◆ **EXERCISE AIM**: Find every line in the records below that holds the word "value" and copy it.

◆ **DATASET**:
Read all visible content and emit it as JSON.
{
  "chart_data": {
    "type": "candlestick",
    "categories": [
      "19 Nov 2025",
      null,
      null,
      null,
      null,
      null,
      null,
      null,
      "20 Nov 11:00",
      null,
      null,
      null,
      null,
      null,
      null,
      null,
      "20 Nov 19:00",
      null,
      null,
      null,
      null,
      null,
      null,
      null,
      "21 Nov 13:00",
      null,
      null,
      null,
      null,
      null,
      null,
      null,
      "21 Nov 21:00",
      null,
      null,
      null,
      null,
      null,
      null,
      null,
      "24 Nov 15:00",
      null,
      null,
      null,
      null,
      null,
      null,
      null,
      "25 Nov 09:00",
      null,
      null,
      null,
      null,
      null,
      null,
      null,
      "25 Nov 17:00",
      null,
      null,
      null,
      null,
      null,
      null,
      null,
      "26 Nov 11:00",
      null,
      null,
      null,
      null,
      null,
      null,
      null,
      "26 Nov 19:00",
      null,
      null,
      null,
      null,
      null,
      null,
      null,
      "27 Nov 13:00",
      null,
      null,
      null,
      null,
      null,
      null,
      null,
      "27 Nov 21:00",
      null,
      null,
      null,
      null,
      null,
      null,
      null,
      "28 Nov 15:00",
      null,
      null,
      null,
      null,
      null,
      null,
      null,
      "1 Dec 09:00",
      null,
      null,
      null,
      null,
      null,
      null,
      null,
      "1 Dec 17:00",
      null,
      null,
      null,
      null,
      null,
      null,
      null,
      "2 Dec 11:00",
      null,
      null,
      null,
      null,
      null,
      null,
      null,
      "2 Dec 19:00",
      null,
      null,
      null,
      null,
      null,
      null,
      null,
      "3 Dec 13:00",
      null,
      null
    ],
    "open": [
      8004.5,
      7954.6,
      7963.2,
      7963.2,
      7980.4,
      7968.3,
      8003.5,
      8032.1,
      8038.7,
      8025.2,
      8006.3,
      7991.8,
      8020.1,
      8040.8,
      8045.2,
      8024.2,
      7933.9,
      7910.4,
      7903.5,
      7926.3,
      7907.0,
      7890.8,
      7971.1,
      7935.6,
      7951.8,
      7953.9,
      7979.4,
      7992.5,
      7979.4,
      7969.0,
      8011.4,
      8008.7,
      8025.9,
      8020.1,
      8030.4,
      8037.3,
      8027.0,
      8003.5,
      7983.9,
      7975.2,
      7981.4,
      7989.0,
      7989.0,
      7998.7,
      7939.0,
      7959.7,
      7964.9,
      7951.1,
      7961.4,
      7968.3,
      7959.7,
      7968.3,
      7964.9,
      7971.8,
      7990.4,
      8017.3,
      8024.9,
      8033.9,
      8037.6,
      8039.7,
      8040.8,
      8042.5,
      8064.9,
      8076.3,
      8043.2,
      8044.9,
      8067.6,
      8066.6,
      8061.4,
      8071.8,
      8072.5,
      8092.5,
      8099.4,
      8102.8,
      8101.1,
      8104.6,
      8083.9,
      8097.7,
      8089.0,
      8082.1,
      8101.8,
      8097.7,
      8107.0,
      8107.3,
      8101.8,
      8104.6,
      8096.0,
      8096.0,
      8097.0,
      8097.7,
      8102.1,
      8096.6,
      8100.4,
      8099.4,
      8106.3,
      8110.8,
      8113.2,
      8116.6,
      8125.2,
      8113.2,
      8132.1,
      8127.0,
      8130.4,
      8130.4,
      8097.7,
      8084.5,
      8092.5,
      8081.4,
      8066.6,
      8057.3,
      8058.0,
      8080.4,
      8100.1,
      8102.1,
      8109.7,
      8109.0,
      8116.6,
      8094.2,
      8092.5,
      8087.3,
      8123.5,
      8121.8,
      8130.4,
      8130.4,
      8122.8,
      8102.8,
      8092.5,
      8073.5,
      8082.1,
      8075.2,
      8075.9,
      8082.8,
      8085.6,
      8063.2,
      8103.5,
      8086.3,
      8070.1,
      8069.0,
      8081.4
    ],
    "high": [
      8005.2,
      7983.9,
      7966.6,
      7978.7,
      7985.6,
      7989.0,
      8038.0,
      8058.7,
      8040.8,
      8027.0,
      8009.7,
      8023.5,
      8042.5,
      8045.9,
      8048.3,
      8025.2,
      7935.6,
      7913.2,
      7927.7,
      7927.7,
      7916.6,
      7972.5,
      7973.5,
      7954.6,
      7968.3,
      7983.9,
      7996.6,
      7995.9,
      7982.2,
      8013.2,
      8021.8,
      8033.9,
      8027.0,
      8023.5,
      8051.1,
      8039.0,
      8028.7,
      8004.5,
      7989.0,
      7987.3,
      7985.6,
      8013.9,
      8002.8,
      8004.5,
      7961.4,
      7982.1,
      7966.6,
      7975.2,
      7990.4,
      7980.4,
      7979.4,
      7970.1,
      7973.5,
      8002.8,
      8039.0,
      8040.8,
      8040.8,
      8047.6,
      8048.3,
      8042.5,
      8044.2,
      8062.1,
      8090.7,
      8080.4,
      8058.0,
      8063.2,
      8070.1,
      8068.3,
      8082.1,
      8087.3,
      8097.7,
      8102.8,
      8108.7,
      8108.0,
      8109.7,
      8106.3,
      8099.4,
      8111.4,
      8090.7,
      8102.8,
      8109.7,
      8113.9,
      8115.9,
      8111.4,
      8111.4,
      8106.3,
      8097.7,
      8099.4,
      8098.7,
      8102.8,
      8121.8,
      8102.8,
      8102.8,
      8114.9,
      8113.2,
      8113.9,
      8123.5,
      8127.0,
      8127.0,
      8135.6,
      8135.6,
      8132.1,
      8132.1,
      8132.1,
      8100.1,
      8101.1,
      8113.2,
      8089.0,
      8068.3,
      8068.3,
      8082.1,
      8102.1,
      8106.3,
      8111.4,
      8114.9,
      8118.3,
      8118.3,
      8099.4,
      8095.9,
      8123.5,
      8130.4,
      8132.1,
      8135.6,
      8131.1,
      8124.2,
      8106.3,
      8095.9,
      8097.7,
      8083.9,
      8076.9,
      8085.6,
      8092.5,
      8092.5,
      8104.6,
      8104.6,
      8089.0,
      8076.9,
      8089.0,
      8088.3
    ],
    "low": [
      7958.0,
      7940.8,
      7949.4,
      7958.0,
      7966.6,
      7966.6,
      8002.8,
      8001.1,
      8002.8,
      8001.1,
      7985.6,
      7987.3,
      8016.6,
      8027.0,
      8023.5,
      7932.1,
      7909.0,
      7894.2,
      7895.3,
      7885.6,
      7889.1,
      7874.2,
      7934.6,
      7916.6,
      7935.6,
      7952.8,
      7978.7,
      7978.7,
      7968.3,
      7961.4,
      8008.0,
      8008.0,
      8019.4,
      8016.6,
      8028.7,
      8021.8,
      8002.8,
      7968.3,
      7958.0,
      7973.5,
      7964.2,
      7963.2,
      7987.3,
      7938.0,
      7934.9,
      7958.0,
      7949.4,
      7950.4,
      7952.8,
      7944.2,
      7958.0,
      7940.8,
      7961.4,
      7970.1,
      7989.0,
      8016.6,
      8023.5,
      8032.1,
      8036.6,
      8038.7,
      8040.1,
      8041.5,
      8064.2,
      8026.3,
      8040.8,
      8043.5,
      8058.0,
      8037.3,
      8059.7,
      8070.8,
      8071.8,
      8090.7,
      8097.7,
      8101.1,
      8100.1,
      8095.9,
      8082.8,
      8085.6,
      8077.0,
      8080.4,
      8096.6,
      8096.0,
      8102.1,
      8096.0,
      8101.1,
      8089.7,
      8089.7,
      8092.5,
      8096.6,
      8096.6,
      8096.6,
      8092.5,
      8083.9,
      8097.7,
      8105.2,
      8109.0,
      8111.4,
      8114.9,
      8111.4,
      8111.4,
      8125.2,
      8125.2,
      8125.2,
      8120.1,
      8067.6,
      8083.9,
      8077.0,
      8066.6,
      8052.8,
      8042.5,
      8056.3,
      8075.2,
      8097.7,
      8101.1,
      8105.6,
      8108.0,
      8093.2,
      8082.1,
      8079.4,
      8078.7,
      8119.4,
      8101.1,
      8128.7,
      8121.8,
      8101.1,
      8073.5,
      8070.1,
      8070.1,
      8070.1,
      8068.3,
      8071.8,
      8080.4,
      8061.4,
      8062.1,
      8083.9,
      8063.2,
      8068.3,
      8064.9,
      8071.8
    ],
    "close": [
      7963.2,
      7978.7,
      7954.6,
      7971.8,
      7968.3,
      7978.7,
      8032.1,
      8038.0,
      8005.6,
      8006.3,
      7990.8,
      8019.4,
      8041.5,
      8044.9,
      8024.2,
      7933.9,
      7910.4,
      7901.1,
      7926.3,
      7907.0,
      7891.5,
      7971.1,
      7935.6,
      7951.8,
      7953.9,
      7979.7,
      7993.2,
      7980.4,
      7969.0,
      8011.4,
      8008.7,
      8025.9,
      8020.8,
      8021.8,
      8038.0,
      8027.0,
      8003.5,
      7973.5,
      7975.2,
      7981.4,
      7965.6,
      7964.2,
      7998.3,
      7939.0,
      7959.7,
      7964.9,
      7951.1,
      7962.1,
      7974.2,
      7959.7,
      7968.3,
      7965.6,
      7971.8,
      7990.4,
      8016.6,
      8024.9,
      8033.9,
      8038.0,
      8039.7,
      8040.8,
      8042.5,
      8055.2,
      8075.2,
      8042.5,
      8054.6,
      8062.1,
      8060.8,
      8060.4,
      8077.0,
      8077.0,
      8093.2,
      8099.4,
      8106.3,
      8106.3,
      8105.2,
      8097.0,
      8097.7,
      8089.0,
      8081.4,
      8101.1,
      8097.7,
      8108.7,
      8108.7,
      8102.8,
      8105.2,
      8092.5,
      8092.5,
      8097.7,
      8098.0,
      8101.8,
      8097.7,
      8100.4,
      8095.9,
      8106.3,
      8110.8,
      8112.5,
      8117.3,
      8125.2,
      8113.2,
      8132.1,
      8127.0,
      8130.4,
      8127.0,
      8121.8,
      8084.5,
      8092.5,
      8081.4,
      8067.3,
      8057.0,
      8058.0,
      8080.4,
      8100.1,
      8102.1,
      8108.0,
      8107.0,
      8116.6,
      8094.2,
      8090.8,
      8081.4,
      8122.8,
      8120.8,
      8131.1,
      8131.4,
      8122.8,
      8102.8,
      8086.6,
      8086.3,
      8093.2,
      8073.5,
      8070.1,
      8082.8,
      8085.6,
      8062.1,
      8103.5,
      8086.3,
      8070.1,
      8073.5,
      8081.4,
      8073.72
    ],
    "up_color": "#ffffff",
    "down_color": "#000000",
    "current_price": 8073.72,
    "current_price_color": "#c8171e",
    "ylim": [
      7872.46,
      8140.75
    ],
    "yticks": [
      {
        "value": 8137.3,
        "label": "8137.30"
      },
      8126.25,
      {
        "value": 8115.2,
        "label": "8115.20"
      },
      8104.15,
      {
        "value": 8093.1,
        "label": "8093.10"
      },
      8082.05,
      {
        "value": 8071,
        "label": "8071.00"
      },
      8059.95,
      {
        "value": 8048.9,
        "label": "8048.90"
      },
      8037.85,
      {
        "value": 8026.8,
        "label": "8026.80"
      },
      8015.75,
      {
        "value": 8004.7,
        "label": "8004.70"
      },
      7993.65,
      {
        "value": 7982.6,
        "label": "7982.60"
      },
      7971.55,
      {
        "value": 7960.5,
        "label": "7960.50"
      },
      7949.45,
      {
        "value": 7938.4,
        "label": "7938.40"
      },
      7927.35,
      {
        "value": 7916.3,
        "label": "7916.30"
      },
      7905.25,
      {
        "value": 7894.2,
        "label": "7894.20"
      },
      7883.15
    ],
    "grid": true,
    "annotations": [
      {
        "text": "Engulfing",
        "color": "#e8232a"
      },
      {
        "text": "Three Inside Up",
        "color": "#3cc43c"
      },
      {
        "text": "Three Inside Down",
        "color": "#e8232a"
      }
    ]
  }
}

◆ **EXERCISE RESPONSE**:
        "value": 8137.3,
        "value": 8115.2,
        "value": 8093.1,
        "value": 8071,
        "value": 8048.9,
        "value": 8026.8,
        "value": 8004.7,
        "value": 7982.6,
        "value": 7960.5,
        "value": 7938.4,
        "value": 7916.3,
        "value": 7894.2,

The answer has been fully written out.